STATED TASK:
Your task is to repeat all of the material exactly.

SUPPLIED RECORDS:
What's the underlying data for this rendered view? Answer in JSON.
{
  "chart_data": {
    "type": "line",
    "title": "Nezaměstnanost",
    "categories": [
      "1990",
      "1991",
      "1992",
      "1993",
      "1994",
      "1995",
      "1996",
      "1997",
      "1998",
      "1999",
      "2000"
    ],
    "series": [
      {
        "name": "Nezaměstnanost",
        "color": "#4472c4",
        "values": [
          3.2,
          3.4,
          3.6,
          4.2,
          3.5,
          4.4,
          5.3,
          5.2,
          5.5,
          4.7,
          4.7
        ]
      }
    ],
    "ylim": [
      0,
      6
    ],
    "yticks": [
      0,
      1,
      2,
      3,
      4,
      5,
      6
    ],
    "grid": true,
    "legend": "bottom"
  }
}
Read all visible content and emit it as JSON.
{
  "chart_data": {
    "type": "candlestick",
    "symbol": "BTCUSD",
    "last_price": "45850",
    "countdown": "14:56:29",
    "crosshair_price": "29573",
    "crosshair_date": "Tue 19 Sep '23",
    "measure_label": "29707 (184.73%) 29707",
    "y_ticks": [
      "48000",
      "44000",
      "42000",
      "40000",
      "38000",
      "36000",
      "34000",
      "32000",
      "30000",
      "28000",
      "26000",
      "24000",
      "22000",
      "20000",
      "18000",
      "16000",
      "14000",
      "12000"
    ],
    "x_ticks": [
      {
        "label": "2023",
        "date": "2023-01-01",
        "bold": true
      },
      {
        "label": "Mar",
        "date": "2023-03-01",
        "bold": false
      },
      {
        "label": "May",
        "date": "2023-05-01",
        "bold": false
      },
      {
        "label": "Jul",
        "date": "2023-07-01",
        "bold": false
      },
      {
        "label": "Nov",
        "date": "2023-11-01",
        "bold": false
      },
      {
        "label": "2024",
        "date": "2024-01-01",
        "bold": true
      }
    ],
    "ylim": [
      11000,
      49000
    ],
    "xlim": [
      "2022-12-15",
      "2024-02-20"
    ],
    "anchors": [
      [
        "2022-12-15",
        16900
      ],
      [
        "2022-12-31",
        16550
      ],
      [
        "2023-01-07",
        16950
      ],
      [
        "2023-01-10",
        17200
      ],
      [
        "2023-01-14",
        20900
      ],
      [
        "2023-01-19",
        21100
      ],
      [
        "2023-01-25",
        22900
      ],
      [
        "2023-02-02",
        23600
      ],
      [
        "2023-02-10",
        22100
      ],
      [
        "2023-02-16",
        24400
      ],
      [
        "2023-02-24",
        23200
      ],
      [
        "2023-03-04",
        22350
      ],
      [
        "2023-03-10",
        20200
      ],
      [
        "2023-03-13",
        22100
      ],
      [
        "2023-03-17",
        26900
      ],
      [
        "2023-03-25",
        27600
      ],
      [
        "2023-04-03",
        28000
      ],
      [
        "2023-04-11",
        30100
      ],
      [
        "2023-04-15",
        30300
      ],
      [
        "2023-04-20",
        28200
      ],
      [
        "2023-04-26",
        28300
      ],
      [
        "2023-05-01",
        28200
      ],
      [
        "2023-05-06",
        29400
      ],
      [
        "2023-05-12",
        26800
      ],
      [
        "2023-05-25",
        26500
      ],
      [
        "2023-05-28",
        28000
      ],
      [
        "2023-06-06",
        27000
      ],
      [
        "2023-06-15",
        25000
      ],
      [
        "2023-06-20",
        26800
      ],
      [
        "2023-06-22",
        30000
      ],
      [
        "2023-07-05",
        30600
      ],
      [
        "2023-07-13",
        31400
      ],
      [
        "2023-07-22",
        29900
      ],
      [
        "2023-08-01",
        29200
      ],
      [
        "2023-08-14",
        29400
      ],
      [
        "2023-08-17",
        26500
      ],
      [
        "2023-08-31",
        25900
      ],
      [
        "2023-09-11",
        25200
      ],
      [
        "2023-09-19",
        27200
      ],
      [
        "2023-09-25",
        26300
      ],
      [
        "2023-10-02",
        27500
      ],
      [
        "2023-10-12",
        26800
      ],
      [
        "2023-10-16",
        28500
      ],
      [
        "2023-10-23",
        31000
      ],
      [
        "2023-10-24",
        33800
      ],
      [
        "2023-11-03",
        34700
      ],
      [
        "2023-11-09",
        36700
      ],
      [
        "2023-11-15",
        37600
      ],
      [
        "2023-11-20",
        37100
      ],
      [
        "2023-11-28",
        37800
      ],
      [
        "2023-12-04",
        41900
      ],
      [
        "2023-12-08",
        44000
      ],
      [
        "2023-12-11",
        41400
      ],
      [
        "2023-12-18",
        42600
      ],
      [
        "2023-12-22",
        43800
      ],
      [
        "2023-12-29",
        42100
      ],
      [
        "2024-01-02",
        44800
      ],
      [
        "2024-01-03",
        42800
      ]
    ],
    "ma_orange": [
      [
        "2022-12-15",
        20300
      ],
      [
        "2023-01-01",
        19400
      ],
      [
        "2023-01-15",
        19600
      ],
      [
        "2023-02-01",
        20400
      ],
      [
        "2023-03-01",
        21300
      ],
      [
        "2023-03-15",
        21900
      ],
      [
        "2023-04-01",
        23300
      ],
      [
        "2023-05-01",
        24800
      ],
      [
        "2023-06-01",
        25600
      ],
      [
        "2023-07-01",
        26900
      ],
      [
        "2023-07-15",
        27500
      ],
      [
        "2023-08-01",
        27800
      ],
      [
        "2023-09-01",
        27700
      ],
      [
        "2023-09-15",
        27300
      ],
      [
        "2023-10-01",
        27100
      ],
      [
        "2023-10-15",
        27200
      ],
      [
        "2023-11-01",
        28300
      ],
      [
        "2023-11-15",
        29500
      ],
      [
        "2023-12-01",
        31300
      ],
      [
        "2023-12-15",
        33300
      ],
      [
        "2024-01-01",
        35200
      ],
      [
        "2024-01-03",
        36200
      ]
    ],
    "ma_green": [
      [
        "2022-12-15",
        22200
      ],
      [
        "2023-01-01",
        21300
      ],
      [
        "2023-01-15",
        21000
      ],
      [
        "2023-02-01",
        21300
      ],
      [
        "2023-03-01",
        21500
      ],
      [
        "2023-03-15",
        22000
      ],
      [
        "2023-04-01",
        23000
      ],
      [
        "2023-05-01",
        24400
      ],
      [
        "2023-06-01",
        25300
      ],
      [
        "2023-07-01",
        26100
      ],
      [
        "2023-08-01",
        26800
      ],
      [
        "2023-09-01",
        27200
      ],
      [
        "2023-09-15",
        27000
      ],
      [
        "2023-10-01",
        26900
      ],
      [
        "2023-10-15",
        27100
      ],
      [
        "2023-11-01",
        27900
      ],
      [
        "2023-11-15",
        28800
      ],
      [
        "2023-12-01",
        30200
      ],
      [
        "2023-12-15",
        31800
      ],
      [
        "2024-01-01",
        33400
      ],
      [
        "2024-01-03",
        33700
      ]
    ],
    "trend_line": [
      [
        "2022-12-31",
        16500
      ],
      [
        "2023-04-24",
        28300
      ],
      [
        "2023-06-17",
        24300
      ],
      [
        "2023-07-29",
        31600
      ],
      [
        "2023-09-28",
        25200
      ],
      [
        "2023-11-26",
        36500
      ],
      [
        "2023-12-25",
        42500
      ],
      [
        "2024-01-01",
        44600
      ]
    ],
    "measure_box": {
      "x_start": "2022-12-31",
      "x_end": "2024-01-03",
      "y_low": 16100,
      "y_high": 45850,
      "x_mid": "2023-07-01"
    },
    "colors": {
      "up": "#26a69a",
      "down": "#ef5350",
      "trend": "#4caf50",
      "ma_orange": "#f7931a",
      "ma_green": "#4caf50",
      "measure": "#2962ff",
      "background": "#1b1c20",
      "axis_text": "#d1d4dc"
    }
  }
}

REPLY:
What's the underlying data for this rendered view? Answer in JSON.
{
  "chart_data": {
    "type": "line",
    "title": "Nezaměstnanost",
    "categories": [
      "1990",
      "1991",
      "1992",
      "1993",
      "1994",
      "1995",
      "1996",
      "1997",
      "1998",
      "1999",
      "2000"
    ],
    "series": [
      {
        "name": "Nezaměstnanost",
        "color": "#4472c4",
        "values": [
          3.2,
          3.4,
          3.6,
          4.2,
          3.5,
          4.4,
          5.3,
          5.2,
          5.5,
          4.7,
          4.7
        ]
      }
    ],
    "ylim": [
      0,
      6
    ],
    "yticks": [
      0,
      1,
      2,
      3,
      4,
      5,
      6
    ],
    "grid": true,
    "legend": "bottom"
  }
}
Read all visible content and emit it as JSON.
{
  "chart_data": {
    "type": "candlestick",
    "symbol": "BTCUSD",
    "last_price": "45850",
    "countdown": "14:56:29",
    "crosshair_price": "29573",
    "crosshair_date": "Tue 19 Sep '23",
    "measure_label": "29707 (184.73%) 29707",
    "y_ticks": [
      "48000",
      "44000",
      "42000",
      "40000",
      "38000",
      "36000",
      "34000",
      "32000",
      "30000",
      "28000",
      "26000",
      "24000",
      "22000",
      "20000",
      "18000",
      "16000",
      "14000",
      "12000"
    ],
    "x_ticks": [
      {
        "label": "2023",
        "date": "2023-01-01",
        "bold": true
      },
      {
        "label": "Mar",
        "date": "2023-03-01",
        "bold": false
      },
      {
        "label": "May",
        "date": "2023-05-01",
        "bold": false
      },
      {
        "label": "Jul",
        "date": "2023-07-01",
        "bold": false
      },
      {
        "label": "Nov",
        "date": "2023-11-01",
        "bold": false
      },
      {
        "label": "2024",
        "date": "2024-01-01",
        "bold": true
      }
    ],
    "ylim": [
      11000,
      49000
    ],
    "xlim": [
      "2022-12-15",
      "2024-02-20"
    ],
    "anchors": [
      [
        "2022-12-15",
        16900
      ],
      [
        "2022-12-31",
        16550
      ],
      [
        "2023-01-07",
        16950
      ],
      [
        "2023-01-10",
        17200
      ],
      [
        "2023-01-14",
        20900
      ],
      [
        "2023-01-19",
        21100
      ],
      [
        "2023-01-25",
        22900
      ],
      [
        "2023-02-02",
        23600
      ],
      [
        "2023-02-10",
        22100
      ],
      [
        "2023-02-16",
        24400
      ],
      [
        "2023-02-24",
        23200
      ],
      [
        "2023-03-04",
        22350
      ],
      [
        "2023-03-10",
        20200
      ],
      [
        "2023-03-13",
        22100
      ],
      [
        "2023-03-17",
        26900
      ],
      [
        "2023-03-25",
        27600
      ],
      [
        "2023-04-03",
        28000
      ],
      [
        "2023-04-11",
        30100
      ],
      [
        "2023-04-15",
        30300
      ],
      [
        "2023-04-20",
        28200
      ],
      [
        "2023-04-26",
        28300
      ],
      [
        "2023-05-01",
        28200
      ],
      [
        "2023-05-06",
        29400
      ],
      [
        "2023-05-12",
        26800
      ],
      [
        "2023-05-25",
        26500
      ],
      [
        "2023-05-28",
        28000
      ],
      [
        "2023-06-06",
        27000
      ],
      [
        "2023-06-15",
        25000
      ],
      [
        "2023-06-20",
        26800
      ],
      [
        "2023-06-22",
        30000
      ],
      [
        "2023-07-05",
        30600
      ],
      [
        "2023-07-13",
        31400
      ],
      [
        "2023-07-22",
        29900
      ],
      [
        "2023-08-01",
        29200
      ],
      [
        "2023-08-14",
        29400
      ],
      [
        "2023-08-17",
        26500
      ],
      [
        "2023-08-31",
        25900
      ],
      [
        "2023-09-11",
        25200
      ],
      [
        "2023-09-19",
        27200
      ],
      [
        "2023-09-25",
        26300
      ],
      [
        "2023-10-02",
        27500
      ],
      [
        "2023-10-12",
        26800
      ],
      [
        "2023-10-16",
        28500
      ],
      [
        "2023-10-23",
        31000
      ],
      [
        "2023-10-24",
        33800
      ],
      [
        "2023-11-03",
        34700
      ],
      [
        "2023-11-09",
        36700
      ],
      [
        "2023-11-15",
        37600
      ],
      [
        "2023-11-20",
        37100
      ],
      [
        "2023-11-28",
        37800
      ],
      [
        "2023-12-04",
        41900
      ],
      [
        "2023-12-08",
        44000
      ],
      [
        "2023-12-11",
        41400
      ],
      [
        "2023-12-18",
        42600
      ],
      [
        "2023-12-22",
        43800
      ],
      [
        "2023-12-29",
        42100
      ],
      [
        "2024-01-02",
        44800
      ],
      [
        "2024-01-03",
        42800
      ]
    ],
    "ma_orange": [
      [
        "2022-12-15",
        20300
      ],
      [
        "2023-01-01",
        19400
      ],
      [
        "2023-01-15",
        19600
      ],
      [
        "2023-02-01",
        20400
      ],
      [
        "2023-03-01",
        21300
      ],
      [
        "2023-03-15",
        21900
      ],
      [
        "2023-04-01",
        23300
      ],
      [
        "2023-05-01",
        24800
      ],
      [
        "2023-06-01",
        25600
      ],
      [
        "2023-07-01",
        26900
      ],
      [
        "2023-07-15",
        27500
      ],
      [
        "2023-08-01",
        27800
      ],
      [
        "2023-09-01",
        27700
      ],
      [
        "2023-09-15",
        27300
      ],
      [
        "2023-10-01",
        27100
      ],
      [
        "2023-10-15",
        27200
      ],
      [
        "2023-11-01",
        28300
      ],
      [
        "2023-11-15",
        29500
      ],
      [
        "2023-12-01",
        31300
      ],
      [
        "2023-12-15",
        33300
      ],
      [
        "2024-01-01",
        35200
      ],
      [
        "2024-01-03",
        36200
      ]
    ],
    "ma_green": [
      [
        "2022-12-15",
        22200
      ],
      [
        "2023-01-01",
        21300
      ],
      [
        "2023-01-15",
        21000
      ],
      [
        "2023-02-01",
        21300
      ],
      [
        "2023-03-01",
        21500
      ],
      [
        "2023-03-15",
        22000
      ],
      [
        "2023-04-01",
        23000
      ],
      [
        "2023-05-01",
        24400
      ],
      [
        "2023-06-01",
        25300
      ],
      [
        "2023-07-01",
        26100
      ],
      [
        "2023-08-01",
        26800
      ],
      [
        "2023-09-01",
        27200
      ],
      [
        "2023-09-15",
        27000
      ],
      [
        "2023-10-01",
        26900
      ],
      [
        "2023-10-15",
        27100
      ],
      [
        "2023-11-01",
        27900
      ],
      [
        "2023-11-15",
        28800
      ],
      [
        "2023-12-01",
        30200
      ],
      [
        "2023-12-15",
        31800
      ],
      [
        "2024-01-01",
        33400
      ],
      [
        "2024-01-03",
        33700
      ]
    ],
    "trend_line": [
      [
        "2022-12-31",
        16500
      ],
      [
        "2023-04-24",
        28300
      ],
      [
        "2023-06-17",
        24300
      ],
      [
        "2023-07-29",
        31600
      ],
      [
        "2023-09-28",
        25200
      ],
      [
        "2023-11-26",
        36500
      ],
      [
        "2023-12-25",
        42500
      ],
      [
        "2024-01-01",
        44600
      ]
    ],
    "measure_box": {
      "x_start": "2022-12-31",
      "x_end": "2024-01-03",
      "y_low": 16100,
      "y_high": 45850,
      "x_mid": "2023-07-01"
    },
    "colors": {
      "up": "#26a69a",
      "down": "#ef5350",
      "trend": "#4caf50",
      "ma_orange": "#f7931a",
      "ma_green": "#4caf50",
      "measure": "#2962ff",
      "background": "#1b1c20",
      "axis_text": "#d1d4dc"
    }
  }
}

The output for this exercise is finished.